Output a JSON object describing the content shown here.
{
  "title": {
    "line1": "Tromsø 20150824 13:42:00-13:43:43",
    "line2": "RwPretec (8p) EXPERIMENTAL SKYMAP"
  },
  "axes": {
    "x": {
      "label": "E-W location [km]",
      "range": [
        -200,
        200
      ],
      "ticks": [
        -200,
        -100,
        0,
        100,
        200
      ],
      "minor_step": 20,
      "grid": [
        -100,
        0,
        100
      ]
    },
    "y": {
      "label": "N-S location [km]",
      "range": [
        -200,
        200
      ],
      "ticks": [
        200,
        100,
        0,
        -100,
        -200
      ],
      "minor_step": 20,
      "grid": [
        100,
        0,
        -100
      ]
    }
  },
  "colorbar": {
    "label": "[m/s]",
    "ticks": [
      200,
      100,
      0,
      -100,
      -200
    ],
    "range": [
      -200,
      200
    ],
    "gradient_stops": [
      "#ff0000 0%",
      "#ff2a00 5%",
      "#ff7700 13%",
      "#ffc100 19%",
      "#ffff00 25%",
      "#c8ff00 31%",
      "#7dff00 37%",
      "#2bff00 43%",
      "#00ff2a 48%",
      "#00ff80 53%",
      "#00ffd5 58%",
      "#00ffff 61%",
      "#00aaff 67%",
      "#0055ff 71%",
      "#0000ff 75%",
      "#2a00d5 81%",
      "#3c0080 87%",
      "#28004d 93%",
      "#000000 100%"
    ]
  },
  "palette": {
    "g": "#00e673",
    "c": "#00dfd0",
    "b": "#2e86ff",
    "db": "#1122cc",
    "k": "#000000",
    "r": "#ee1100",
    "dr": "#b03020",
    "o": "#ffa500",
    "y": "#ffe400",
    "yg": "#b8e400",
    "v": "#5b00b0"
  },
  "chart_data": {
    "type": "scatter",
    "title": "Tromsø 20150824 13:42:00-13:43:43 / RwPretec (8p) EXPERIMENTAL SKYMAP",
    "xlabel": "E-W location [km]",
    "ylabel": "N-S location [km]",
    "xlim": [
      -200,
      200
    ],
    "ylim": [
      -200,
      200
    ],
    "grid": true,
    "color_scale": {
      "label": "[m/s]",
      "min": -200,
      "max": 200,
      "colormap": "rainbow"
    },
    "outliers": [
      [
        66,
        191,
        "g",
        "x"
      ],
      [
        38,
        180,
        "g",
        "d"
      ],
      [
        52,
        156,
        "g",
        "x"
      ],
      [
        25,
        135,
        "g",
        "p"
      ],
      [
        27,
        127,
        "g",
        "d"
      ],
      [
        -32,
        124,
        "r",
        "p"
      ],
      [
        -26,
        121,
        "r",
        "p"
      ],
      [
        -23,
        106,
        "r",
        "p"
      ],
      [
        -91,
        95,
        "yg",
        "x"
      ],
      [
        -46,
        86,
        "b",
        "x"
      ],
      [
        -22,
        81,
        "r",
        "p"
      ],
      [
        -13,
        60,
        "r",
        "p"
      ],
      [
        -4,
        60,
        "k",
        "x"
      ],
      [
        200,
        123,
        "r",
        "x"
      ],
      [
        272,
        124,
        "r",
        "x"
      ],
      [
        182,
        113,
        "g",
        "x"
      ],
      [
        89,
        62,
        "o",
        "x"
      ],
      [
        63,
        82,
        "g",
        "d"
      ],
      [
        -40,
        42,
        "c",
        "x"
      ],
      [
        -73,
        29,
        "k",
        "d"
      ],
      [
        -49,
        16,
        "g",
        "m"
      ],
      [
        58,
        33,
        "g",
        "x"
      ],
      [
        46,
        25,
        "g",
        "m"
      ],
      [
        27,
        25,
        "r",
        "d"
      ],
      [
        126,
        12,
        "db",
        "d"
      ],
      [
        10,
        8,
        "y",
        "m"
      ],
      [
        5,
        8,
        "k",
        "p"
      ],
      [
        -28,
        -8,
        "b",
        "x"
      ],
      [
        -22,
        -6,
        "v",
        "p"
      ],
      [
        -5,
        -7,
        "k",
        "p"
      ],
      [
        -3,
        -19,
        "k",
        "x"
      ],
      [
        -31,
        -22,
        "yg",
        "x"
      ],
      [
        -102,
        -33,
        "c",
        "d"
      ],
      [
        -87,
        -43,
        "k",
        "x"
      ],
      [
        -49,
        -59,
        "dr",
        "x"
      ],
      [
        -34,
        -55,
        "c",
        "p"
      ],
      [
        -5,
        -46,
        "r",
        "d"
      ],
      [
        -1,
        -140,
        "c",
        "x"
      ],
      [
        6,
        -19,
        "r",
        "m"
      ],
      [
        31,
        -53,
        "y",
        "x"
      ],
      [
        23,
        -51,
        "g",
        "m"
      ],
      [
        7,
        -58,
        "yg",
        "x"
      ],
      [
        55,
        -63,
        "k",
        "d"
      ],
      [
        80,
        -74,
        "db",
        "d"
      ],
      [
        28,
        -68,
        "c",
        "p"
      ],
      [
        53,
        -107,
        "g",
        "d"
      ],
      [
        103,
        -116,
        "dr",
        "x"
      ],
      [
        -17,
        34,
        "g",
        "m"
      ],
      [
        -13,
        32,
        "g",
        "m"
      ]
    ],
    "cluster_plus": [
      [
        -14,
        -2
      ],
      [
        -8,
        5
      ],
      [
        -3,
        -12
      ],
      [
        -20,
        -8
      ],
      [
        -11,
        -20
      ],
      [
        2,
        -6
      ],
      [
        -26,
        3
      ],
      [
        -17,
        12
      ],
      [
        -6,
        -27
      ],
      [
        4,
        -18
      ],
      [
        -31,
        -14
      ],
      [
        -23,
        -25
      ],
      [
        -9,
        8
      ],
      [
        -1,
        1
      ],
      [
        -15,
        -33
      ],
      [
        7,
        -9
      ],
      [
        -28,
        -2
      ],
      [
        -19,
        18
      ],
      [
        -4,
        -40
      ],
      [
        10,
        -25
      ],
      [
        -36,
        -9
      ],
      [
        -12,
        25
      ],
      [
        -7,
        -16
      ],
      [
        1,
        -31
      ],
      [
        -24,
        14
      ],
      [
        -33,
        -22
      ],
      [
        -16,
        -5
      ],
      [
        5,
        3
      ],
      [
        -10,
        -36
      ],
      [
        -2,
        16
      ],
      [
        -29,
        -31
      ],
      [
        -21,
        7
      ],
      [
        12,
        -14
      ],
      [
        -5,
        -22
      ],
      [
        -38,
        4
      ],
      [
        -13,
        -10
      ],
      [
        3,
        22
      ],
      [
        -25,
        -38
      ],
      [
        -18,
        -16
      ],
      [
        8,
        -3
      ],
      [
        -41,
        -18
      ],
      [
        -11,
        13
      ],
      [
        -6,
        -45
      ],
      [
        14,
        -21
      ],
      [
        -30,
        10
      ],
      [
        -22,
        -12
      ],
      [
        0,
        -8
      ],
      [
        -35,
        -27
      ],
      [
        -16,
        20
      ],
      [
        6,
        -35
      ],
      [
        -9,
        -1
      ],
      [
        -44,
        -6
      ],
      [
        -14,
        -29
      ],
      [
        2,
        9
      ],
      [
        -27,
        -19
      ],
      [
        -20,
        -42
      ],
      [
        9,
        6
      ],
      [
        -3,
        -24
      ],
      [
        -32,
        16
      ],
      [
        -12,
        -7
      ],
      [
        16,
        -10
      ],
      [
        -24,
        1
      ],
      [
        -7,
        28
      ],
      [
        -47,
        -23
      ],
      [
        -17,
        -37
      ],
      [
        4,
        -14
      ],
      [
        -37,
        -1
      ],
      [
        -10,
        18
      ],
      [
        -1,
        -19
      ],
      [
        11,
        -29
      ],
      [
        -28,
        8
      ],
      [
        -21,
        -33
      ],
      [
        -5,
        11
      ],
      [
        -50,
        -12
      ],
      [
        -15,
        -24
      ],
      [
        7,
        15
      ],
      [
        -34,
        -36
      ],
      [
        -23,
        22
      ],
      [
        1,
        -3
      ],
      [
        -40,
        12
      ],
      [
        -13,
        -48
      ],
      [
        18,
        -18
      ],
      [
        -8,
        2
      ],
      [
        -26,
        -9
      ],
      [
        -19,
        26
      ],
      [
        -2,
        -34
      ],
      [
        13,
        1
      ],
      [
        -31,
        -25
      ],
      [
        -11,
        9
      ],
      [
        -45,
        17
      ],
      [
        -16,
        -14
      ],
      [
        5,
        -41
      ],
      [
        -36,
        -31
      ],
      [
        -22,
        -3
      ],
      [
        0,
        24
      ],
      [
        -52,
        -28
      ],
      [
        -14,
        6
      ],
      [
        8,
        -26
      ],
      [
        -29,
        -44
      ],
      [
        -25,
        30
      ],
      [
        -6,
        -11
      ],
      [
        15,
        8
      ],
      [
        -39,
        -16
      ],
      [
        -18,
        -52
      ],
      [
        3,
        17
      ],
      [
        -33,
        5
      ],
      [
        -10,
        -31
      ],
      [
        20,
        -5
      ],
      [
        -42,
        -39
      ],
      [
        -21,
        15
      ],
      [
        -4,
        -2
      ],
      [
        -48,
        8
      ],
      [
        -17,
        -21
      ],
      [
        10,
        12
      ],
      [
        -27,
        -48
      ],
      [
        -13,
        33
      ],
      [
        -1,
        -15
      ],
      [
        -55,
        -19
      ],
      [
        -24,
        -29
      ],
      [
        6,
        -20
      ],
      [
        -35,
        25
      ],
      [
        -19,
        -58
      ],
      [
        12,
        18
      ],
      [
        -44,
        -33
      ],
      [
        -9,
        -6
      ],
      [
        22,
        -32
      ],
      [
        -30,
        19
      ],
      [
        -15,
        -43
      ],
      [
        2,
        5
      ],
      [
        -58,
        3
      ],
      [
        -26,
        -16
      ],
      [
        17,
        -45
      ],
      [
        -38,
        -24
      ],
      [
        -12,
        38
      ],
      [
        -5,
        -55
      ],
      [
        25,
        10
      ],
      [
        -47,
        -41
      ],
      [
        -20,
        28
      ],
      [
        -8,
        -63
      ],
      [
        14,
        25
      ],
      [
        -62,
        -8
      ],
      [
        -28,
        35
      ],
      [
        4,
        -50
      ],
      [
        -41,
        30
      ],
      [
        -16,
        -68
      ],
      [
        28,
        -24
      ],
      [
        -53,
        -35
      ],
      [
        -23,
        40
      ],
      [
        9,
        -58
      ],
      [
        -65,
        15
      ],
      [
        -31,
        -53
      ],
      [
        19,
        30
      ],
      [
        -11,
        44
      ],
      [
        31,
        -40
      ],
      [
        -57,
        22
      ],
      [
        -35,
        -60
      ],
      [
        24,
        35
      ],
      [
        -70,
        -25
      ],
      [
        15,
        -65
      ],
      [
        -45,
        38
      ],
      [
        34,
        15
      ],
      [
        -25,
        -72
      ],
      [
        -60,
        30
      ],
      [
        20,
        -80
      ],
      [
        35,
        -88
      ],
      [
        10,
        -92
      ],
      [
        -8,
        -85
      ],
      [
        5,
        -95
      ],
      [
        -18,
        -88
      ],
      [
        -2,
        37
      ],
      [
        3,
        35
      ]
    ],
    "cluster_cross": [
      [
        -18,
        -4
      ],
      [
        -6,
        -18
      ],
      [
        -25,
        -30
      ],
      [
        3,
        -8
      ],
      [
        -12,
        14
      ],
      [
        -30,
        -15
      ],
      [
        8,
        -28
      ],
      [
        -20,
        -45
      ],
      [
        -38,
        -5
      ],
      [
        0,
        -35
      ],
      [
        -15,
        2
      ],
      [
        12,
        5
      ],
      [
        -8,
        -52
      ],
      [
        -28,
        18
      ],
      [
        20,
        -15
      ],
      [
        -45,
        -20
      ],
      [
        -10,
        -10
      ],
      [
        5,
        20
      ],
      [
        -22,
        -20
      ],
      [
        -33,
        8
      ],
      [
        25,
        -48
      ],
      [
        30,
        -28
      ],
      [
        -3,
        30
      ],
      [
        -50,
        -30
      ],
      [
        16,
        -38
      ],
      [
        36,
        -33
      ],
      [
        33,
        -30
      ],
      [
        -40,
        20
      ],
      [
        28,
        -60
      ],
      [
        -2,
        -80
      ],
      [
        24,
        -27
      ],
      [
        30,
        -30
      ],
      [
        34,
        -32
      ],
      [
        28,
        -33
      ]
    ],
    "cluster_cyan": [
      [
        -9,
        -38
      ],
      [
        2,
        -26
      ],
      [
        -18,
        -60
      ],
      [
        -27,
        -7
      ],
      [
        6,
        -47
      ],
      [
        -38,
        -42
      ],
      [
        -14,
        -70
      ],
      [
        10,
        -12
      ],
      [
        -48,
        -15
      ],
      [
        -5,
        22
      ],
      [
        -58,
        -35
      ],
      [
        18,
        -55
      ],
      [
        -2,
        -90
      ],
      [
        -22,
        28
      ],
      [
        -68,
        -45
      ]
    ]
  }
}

========================

SHORT TASK ->
Select all lines in the listing that include the word "RwPretec".

SOLUTION BELOW ->
    "line2": "RwPretec (8p) EXPERIMENTAL SKYMAP"
    "title": "Tromsø 20150824 13:42:00-13:43:43 / RwPretec (8p) EXPERIMENTAL SKYMAP",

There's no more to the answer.